GOAL OF THE EXERCISE: Track down every line below that holds "rooms" and copy it.

ENTRIES SUPPLIED:

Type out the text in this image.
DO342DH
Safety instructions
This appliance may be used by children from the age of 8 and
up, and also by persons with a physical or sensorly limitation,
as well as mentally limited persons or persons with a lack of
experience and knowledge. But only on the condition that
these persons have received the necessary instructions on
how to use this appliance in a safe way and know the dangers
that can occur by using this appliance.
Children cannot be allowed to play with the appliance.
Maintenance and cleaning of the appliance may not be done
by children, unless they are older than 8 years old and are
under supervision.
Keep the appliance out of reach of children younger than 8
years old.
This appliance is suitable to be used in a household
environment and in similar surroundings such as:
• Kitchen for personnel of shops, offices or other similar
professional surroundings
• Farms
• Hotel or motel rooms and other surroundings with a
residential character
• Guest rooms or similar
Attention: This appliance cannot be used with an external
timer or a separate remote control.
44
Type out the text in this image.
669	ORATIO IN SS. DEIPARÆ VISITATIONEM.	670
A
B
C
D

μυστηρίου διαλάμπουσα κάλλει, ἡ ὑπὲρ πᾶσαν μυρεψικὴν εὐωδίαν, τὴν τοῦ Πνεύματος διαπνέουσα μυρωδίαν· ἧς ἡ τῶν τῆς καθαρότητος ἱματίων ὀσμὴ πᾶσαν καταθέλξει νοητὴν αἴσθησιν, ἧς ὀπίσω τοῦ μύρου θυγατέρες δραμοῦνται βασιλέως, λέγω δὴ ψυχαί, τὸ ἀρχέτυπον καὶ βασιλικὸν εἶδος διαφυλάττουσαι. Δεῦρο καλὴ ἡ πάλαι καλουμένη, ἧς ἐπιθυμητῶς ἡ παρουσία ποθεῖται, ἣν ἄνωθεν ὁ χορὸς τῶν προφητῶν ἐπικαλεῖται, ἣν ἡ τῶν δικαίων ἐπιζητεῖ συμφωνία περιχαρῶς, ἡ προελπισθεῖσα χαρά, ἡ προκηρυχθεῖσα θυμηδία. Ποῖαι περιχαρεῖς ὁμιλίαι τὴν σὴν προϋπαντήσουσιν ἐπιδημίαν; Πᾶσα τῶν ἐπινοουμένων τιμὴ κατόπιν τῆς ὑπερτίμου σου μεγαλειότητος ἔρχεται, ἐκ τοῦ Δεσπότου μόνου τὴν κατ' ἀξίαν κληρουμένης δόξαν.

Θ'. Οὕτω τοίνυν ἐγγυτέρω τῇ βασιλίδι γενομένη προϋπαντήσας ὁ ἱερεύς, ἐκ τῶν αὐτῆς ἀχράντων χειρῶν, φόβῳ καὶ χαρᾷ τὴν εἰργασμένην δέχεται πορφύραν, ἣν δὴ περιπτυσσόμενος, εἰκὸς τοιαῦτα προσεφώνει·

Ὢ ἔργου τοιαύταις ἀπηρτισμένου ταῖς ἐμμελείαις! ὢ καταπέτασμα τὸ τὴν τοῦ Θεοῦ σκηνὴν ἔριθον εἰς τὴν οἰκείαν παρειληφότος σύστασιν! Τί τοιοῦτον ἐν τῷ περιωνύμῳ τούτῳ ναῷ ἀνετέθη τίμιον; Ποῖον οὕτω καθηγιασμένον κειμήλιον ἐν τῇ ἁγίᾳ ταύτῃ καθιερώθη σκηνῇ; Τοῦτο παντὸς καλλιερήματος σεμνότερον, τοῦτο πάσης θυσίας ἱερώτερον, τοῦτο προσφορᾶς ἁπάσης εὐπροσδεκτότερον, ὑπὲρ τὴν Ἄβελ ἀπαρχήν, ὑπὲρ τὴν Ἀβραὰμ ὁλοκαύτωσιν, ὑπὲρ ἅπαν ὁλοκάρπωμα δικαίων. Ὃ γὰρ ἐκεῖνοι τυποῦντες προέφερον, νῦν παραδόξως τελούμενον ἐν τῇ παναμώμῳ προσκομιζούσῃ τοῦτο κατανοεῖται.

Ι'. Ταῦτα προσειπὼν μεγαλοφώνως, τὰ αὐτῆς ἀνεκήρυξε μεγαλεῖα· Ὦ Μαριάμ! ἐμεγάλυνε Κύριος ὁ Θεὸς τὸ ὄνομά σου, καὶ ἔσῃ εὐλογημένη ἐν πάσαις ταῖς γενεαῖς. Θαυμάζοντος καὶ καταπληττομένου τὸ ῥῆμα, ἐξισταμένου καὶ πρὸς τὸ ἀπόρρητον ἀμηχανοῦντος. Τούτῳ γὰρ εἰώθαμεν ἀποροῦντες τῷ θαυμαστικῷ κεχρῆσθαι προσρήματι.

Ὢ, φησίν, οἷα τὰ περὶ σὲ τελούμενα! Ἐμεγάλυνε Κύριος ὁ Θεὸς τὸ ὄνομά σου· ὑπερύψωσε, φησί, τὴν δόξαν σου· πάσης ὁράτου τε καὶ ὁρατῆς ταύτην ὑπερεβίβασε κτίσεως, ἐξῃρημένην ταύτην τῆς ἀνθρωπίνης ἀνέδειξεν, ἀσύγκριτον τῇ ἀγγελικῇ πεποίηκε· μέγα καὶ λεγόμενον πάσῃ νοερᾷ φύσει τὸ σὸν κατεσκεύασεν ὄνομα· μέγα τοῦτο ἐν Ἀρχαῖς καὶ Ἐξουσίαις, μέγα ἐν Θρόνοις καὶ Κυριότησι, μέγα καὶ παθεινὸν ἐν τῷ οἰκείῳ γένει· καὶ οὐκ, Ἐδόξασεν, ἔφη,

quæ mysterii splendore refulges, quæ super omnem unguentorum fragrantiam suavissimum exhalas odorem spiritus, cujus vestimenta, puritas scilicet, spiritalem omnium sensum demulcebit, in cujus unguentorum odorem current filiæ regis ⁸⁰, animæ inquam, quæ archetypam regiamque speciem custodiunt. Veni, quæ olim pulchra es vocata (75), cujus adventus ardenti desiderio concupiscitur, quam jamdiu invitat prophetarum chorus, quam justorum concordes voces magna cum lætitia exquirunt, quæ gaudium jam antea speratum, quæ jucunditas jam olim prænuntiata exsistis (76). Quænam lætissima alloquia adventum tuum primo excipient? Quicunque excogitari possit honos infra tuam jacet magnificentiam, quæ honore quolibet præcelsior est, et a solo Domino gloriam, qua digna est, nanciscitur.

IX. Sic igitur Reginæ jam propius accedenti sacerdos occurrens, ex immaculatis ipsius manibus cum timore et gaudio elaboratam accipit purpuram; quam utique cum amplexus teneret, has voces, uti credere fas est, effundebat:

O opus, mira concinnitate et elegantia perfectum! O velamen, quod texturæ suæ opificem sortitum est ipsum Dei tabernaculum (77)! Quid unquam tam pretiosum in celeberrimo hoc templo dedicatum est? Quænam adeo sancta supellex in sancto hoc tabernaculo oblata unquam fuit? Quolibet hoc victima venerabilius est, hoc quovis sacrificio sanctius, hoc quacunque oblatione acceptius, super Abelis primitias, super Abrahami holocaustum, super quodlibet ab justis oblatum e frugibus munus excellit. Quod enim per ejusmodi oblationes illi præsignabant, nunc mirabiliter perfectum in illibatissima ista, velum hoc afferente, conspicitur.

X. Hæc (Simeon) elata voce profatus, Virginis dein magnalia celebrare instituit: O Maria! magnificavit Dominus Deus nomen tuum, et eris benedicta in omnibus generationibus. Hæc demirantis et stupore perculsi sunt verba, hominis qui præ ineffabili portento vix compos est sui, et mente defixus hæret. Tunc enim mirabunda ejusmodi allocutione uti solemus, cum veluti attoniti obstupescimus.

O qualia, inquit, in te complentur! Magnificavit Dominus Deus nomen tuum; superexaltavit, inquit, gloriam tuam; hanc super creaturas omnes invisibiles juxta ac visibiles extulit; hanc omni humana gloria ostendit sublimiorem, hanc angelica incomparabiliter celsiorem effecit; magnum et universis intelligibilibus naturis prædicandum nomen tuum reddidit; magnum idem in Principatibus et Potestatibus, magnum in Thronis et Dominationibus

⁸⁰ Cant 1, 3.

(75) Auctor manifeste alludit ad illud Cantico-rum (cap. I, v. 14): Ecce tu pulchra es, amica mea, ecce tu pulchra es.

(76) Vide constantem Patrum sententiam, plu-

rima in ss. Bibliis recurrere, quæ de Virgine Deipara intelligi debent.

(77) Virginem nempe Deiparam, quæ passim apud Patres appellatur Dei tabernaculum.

EXERCISE RESPONSE:
• Hotel or motel rooms and other surroundings with a
• Guest rooms or similar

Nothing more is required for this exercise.